(Brief): Print all of the lines exactly. Any picture among them stays out.

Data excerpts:
--------------------------------

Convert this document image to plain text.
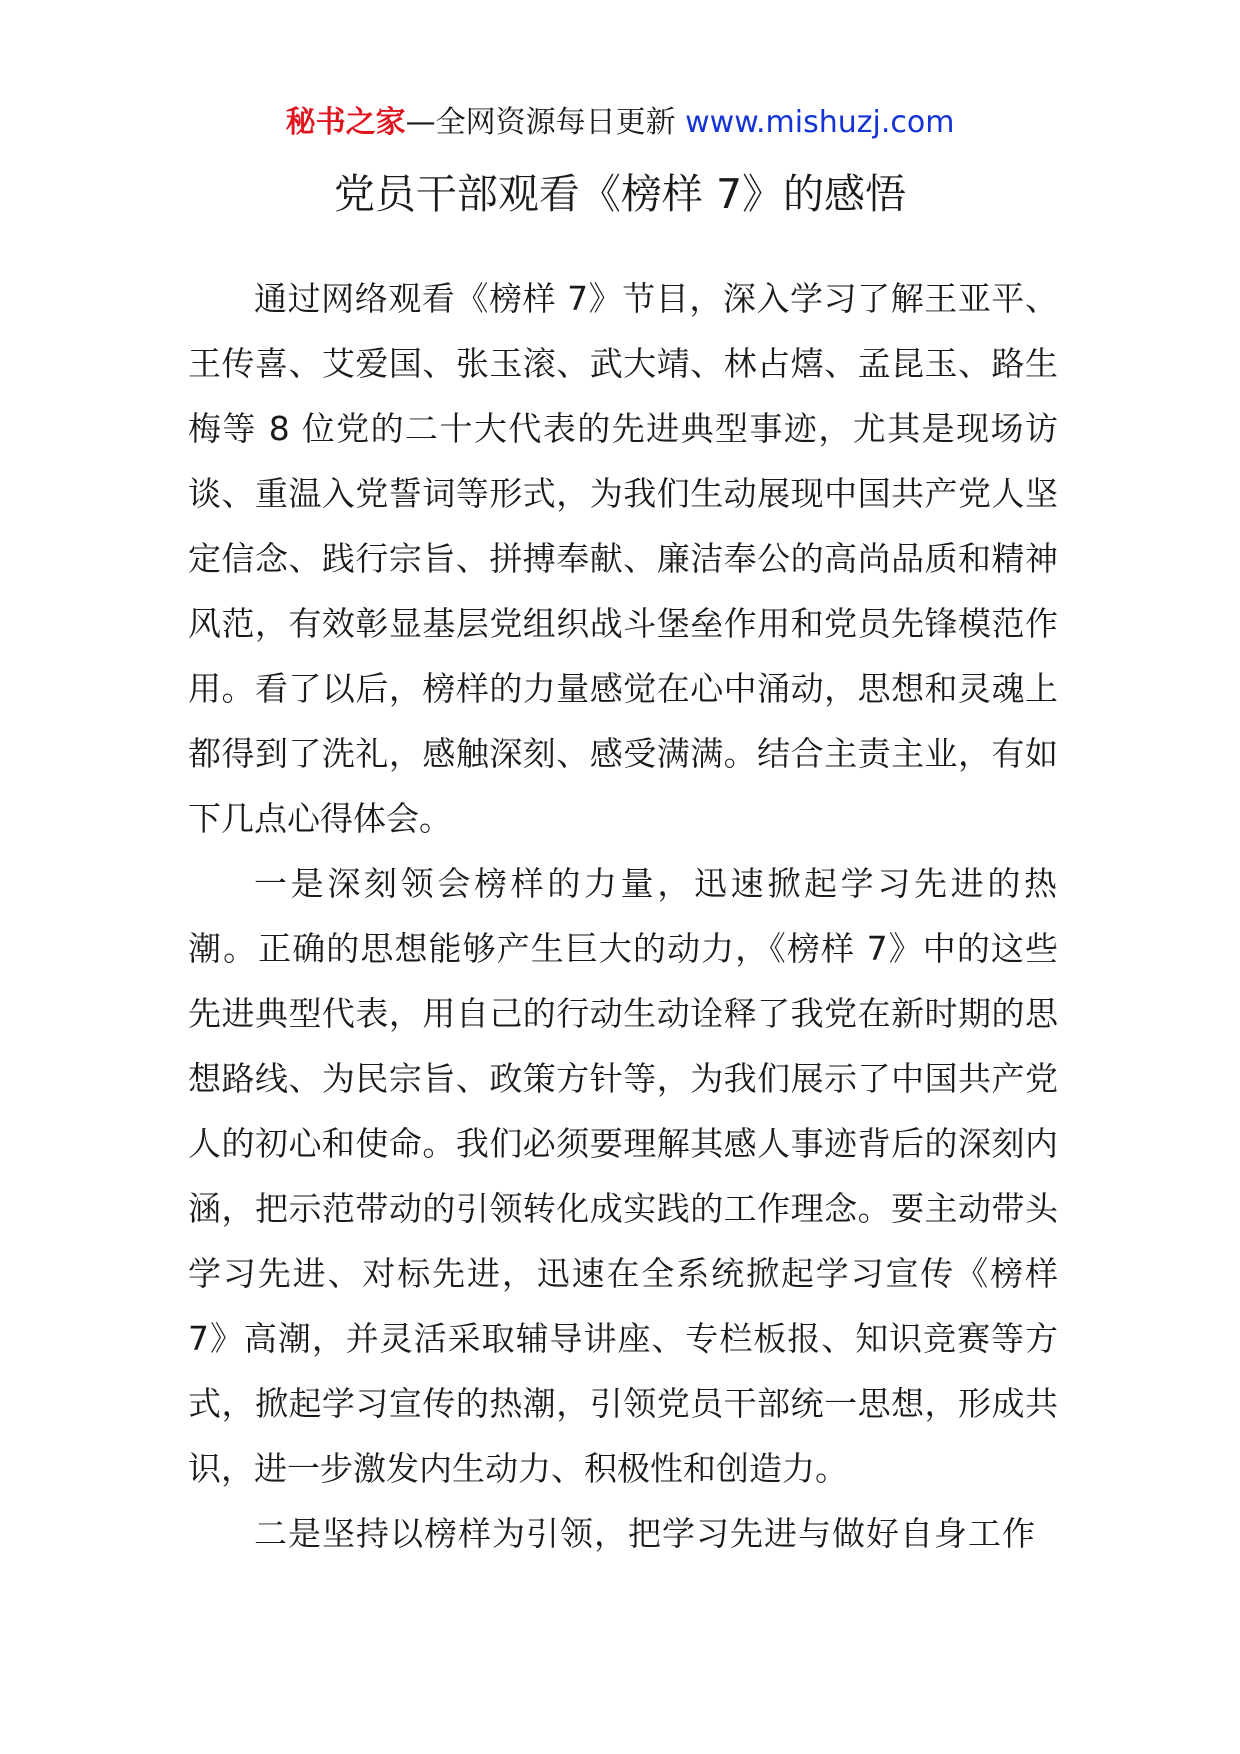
秘书之家—全网资源每日更新 www.mishuzj.com
党员干部观看《榜样 7》的感悟

通过网络观看《榜样 7》节目，深入学习了解王亚平、王传喜、艾爱国、张玉滚、武大靖、林占熺、孟昆玉、路生梅等 8 位党的二十大代表的先进典型事迹，尤其是现场访谈、重温入党誓词等形式，为我们生动展现中国共产党人坚定信念、践行宗旨、拼搏奉献、廉洁奉公的高尚品质和精神风范，有效彰显基层党组织战斗堡垒作用和党员先锋模范作用。看了以后，榜样的力量感觉在心中涌动，思想和灵魂上都得到了洗礼，感触深刻、感受满满。结合主责主业，有如下几点心得体会。

一是深刻领会榜样的力量，迅速掀起学习先进的热潮。正确的思想能够产生巨大的动力，《榜样 7》中的这些先进典型代表，用自己的行动生动诠释了我党在新时期的思想路线、为民宗旨、政策方针等，为我们展示了中国共产党人的初心和使命。我们必须要理解其感人事迹背后的深刻内涵，把示范带动的引领转化成实践的工作理念。要主动带头学习先进、对标先进，迅速在全系统掀起学习宣传《榜样 7》高潮，并灵活采取辅导讲座、专栏板报、知识竞赛等方式，掀起学习宣传的热潮，引领党员干部统一思想，形成共识，进一步激发内生动力、积极性和创造力。

二是坚持以榜样为引领，把学习先进与做好自身工作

--------------------------------

(Answer in full):
Convert this document image to plain text.
秘书之家—全网资源每日更新 www.mishuzj.com
党员干部观看《榜样 7》的感悟

通过网络观看《榜样 7》节目，深入学习了解王亚平、王传喜、艾爱国、张玉滚、武大靖、林占熺、孟昆玉、路生梅等 8 位党的二十大代表的先进典型事迹，尤其是现场访谈、重温入党誓词等形式，为我们生动展现中国共产党人坚定信念、践行宗旨、拼搏奉献、廉洁奉公的高尚品质和精神风范，有效彰显基层党组织战斗堡垒作用和党员先锋模范作用。看了以后，榜样的力量感觉在心中涌动，思想和灵魂上都得到了洗礼，感触深刻、感受满满。结合主责主业，有如下几点心得体会。

一是深刻领会榜样的力量，迅速掀起学习先进的热潮。正确的思想能够产生巨大的动力，《榜样 7》中的这些先进典型代表，用自己的行动生动诠释了我党在新时期的思想路线、为民宗旨、政策方针等，为我们展示了中国共产党人的初心和使命。我们必须要理解其感人事迹背后的深刻内涵，把示范带动的引领转化成实践的工作理念。要主动带头学习先进、对标先进，迅速在全系统掀起学习宣传《榜样 7》高潮，并灵活采取辅导讲座、专栏板报、知识竞赛等方式，掀起学习宣传的热潮，引领党员干部统一思想，形成共识，进一步激发内生动力、积极性和创造力。

二是坚持以榜样为引领，把学习先进与做好自身工作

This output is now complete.